WHAT THIS TASK INVOLVES: Repeat every record below exactly, leaving out the pictures.

(Structured figure records)

◆ ◆ ◆ ◆

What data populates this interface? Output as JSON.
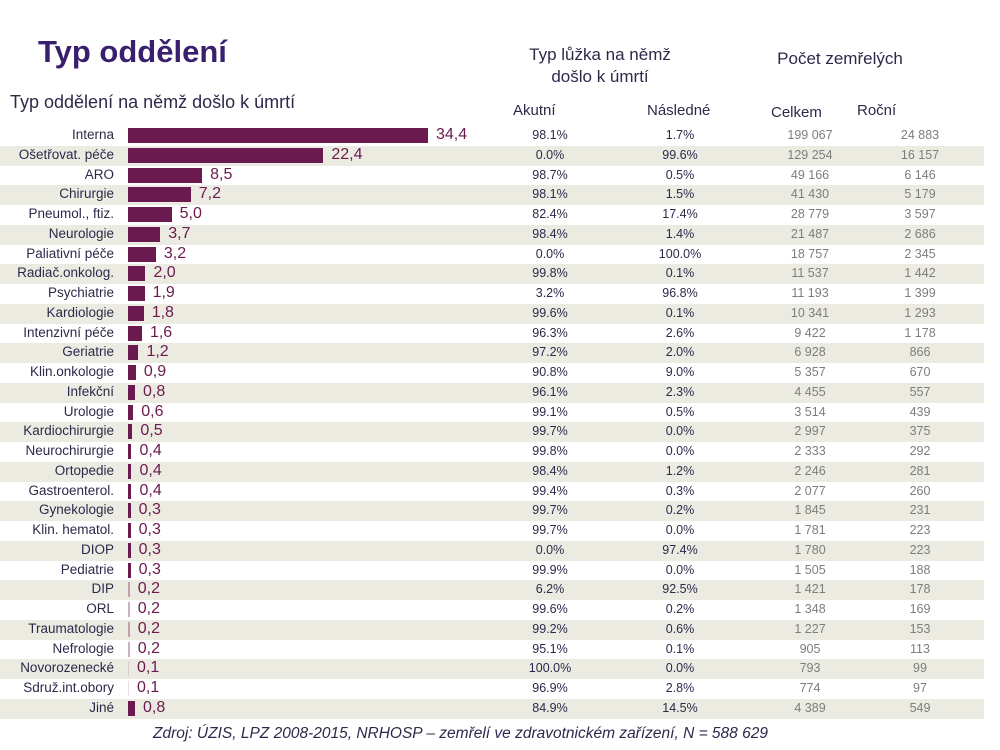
{
  "header": {
    "title": "Typ oddělení",
    "subtitle": "Typ oddělení na němž došlo k úmrtí",
    "bed_type_header": [
      "Typ lůžka na němž",
      "došlo k úmrtí"
    ],
    "deaths_header": "Počet zemřelých",
    "col_akutni": "Akutní",
    "col_nasledne": "Následné",
    "col_celkem": "Celkem",
    "col_rocni": "Roční"
  },
  "colors": {
    "bar": "#6b1a4f",
    "title": "#3a1f6e",
    "stripe": "#ecebe2"
  },
  "footer": {
    "source": "Zdroj: ÚZIS, LPZ 2008-2015, NRHOSP – zemřelí ve zdravotnickém zařízení, N = 588 629"
  },
  "chart_data": {
    "type": "bar",
    "orientation": "horizontal",
    "title": "Typ oddělení",
    "xlabel": "",
    "ylabel": "Typ oddělení na němž došlo k úmrtí",
    "unit": "%",
    "categories": [
      "Interna",
      "Ošetřovat. péče",
      "ARO",
      "Chirurgie",
      "Pneumol., ftiz.",
      "Neurologie",
      "Paliativní péče",
      "Radiač.onkolog.",
      "Psychiatrie",
      "Kardiologie",
      "Intenzivní péče",
      "Geriatrie",
      "Klin.onkologie",
      "Infekční",
      "Urologie",
      "Kardiochirurgie",
      "Neurochirurgie",
      "Ortopedie",
      "Gastroenterol.",
      "Gynekologie",
      "Klin. hematol.",
      "DIOP",
      "Pediatrie",
      "DIP",
      "ORL",
      "Traumatologie",
      "Nefrologie",
      "Novorozenecké",
      "Sdruž.int.obory",
      "Jiné"
    ],
    "values": [
      34.4,
      22.4,
      8.5,
      7.2,
      5.0,
      3.7,
      3.2,
      2.0,
      1.9,
      1.8,
      1.6,
      1.2,
      0.9,
      0.8,
      0.6,
      0.5,
      0.4,
      0.4,
      0.4,
      0.3,
      0.3,
      0.3,
      0.3,
      0.2,
      0.2,
      0.2,
      0.2,
      0.1,
      0.1,
      0.8
    ],
    "value_labels": [
      "34,4",
      "22,4",
      "8,5",
      "7,2",
      "5,0",
      "3,7",
      "3,2",
      "2,0",
      "1,9",
      "1,8",
      "1,6",
      "1,2",
      "0,9",
      "0,8",
      "0,6",
      "0,5",
      "0,4",
      "0,4",
      "0,4",
      "0,3",
      "0,3",
      "0,3",
      "0,3",
      "0,2",
      "0,2",
      "0,2",
      "0,2",
      "0,1",
      "0,1",
      "0,8"
    ],
    "xlim": [
      0,
      35
    ],
    "table": {
      "akutni": [
        "98.1%",
        "0.0%",
        "98.7%",
        "98.1%",
        "82.4%",
        "98.4%",
        "0.0%",
        "99.8%",
        "3.2%",
        "99.6%",
        "96.3%",
        "97.2%",
        "90.8%",
        "96.1%",
        "99.1%",
        "99.7%",
        "99.8%",
        "98.4%",
        "99.4%",
        "99.7%",
        "99.7%",
        "0.0%",
        "99.9%",
        "6.2%",
        "99.6%",
        "99.2%",
        "95.1%",
        "100.0%",
        "96.9%",
        "84.9%"
      ],
      "nasledne": [
        "1.7%",
        "99.6%",
        "0.5%",
        "1.5%",
        "17.4%",
        "1.4%",
        "100.0%",
        "0.1%",
        "96.8%",
        "0.1%",
        "2.6%",
        "2.0%",
        "9.0%",
        "2.3%",
        "0.5%",
        "0.0%",
        "0.0%",
        "1.2%",
        "0.3%",
        "0.2%",
        "0.0%",
        "97.4%",
        "0.0%",
        "92.5%",
        "0.2%",
        "0.6%",
        "0.1%",
        "0.0%",
        "2.8%",
        "14.5%"
      ],
      "celkem": [
        "199 067",
        "129 254",
        "49 166",
        "41 430",
        "28 779",
        "21 487",
        "18 757",
        "11 537",
        "11 193",
        "10 341",
        "9 422",
        "6 928",
        "5 357",
        "4 455",
        "3 514",
        "2 997",
        "2 333",
        "2 246",
        "2 077",
        "1 845",
        "1 781",
        "1 780",
        "1 505",
        "1 421",
        "1 348",
        "1 227",
        "905",
        "793",
        "774",
        "4 389"
      ],
      "rocni": [
        "24 883",
        "16 157",
        "6 146",
        "5 179",
        "3 597",
        "2 686",
        "2 345",
        "1 442",
        "1 399",
        "1 293",
        "1 178",
        "866",
        "670",
        "557",
        "439",
        "375",
        "292",
        "281",
        "260",
        "231",
        "223",
        "223",
        "188",
        "178",
        "169",
        "153",
        "113",
        "99",
        "97",
        "549"
      ]
    }
  }
}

◆ ◆ ◆ ◆

RESULT FOR THIS TASK:
What data populates this interface? Output as JSON.
{
  "header": {
    "title": "Typ oddělení",
    "subtitle": "Typ oddělení na němž došlo k úmrtí",
    "bed_type_header": [
      "Typ lůžka na němž",
      "došlo k úmrtí"
    ],
    "deaths_header": "Počet zemřelých",
    "col_akutni": "Akutní",
    "col_nasledne": "Následné",
    "col_celkem": "Celkem",
    "col_rocni": "Roční"
  },
  "colors": {
    "bar": "#6b1a4f",
    "title": "#3a1f6e",
    "stripe": "#ecebe2"
  },
  "footer": {
    "source": "Zdroj: ÚZIS, LPZ 2008-2015, NRHOSP – zemřelí ve zdravotnickém zařízení, N = 588 629"
  },
  "chart_data": {
    "type": "bar",
    "orientation": "horizontal",
    "title": "Typ oddělení",
    "xlabel": "",
    "ylabel": "Typ oddělení na němž došlo k úmrtí",
    "unit": "%",
    "categories": [
      "Interna",
      "Ošetřovat. péče",
      "ARO",
      "Chirurgie",
      "Pneumol., ftiz.",
      "Neurologie",
      "Paliativní péče",
      "Radiač.onkolog.",
      "Psychiatrie",
      "Kardiologie",
      "Intenzivní péče",
      "Geriatrie",
      "Klin.onkologie",
      "Infekční",
      "Urologie",
      "Kardiochirurgie",
      "Neurochirurgie",
      "Ortopedie",
      "Gastroenterol.",
      "Gynekologie",
      "Klin. hematol.",
      "DIOP",
      "Pediatrie",
      "DIP",
      "ORL",
      "Traumatologie",
      "Nefrologie",
      "Novorozenecké",
      "Sdruž.int.obory",
      "Jiné"
    ],
    "values": [
      34.4,
      22.4,
      8.5,
      7.2,
      5.0,
      3.7,
      3.2,
      2.0,
      1.9,
      1.8,
      1.6,
      1.2,
      0.9,
      0.8,
      0.6,
      0.5,
      0.4,
      0.4,
      0.4,
      0.3,
      0.3,
      0.3,
      0.3,
      0.2,
      0.2,
      0.2,
      0.2,
      0.1,
      0.1,
      0.8
    ],
    "value_labels": [
      "34,4",
      "22,4",
      "8,5",
      "7,2",
      "5,0",
      "3,7",
      "3,2",
      "2,0",
      "1,9",
      "1,8",
      "1,6",
      "1,2",
      "0,9",
      "0,8",
      "0,6",
      "0,5",
      "0,4",
      "0,4",
      "0,4",
      "0,3",
      "0,3",
      "0,3",
      "0,3",
      "0,2",
      "0,2",
      "0,2",
      "0,2",
      "0,1",
      "0,1",
      "0,8"
    ],
    "xlim": [
      0,
      35
    ],
    "table": {
      "akutni": [
        "98.1%",
        "0.0%",
        "98.7%",
        "98.1%",
        "82.4%",
        "98.4%",
        "0.0%",
        "99.8%",
        "3.2%",
        "99.6%",
        "96.3%",
        "97.2%",
        "90.8%",
        "96.1%",
        "99.1%",
        "99.7%",
        "99.8%",
        "98.4%",
        "99.4%",
        "99.7%",
        "99.7%",
        "0.0%",
        "99.9%",
        "6.2%",
        "99.6%",
        "99.2%",
        "95.1%",
        "100.0%",
        "96.9%",
        "84.9%"
      ],
      "nasledne": [
        "1.7%",
        "99.6%",
        "0.5%",
        "1.5%",
        "17.4%",
        "1.4%",
        "100.0%",
        "0.1%",
        "96.8%",
        "0.1%",
        "2.6%",
        "2.0%",
        "9.0%",
        "2.3%",
        "0.5%",
        "0.0%",
        "0.0%",
        "1.2%",
        "0.3%",
        "0.2%",
        "0.0%",
        "97.4%",
        "0.0%",
        "92.5%",
        "0.2%",
        "0.6%",
        "0.1%",
        "0.0%",
        "2.8%",
        "14.5%"
      ],
      "celkem": [
        "199 067",
        "129 254",
        "49 166",
        "41 430",
        "28 779",
        "21 487",
        "18 757",
        "11 537",
        "11 193",
        "10 341",
        "9 422",
        "6 928",
        "5 357",
        "4 455",
        "3 514",
        "2 997",
        "2 333",
        "2 246",
        "2 077",
        "1 845",
        "1 781",
        "1 780",
        "1 505",
        "1 421",
        "1 348",
        "1 227",
        "905",
        "793",
        "774",
        "4 389"
      ],
      "rocni": [
        "24 883",
        "16 157",
        "6 146",
        "5 179",
        "3 597",
        "2 686",
        "2 345",
        "1 442",
        "1 399",
        "1 293",
        "1 178",
        "866",
        "670",
        "557",
        "439",
        "375",
        "292",
        "281",
        "260",
        "231",
        "223",
        "223",
        "188",
        "178",
        "169",
        "153",
        "113",
        "99",
        "97",
        "549"
      ]
    }
  }
}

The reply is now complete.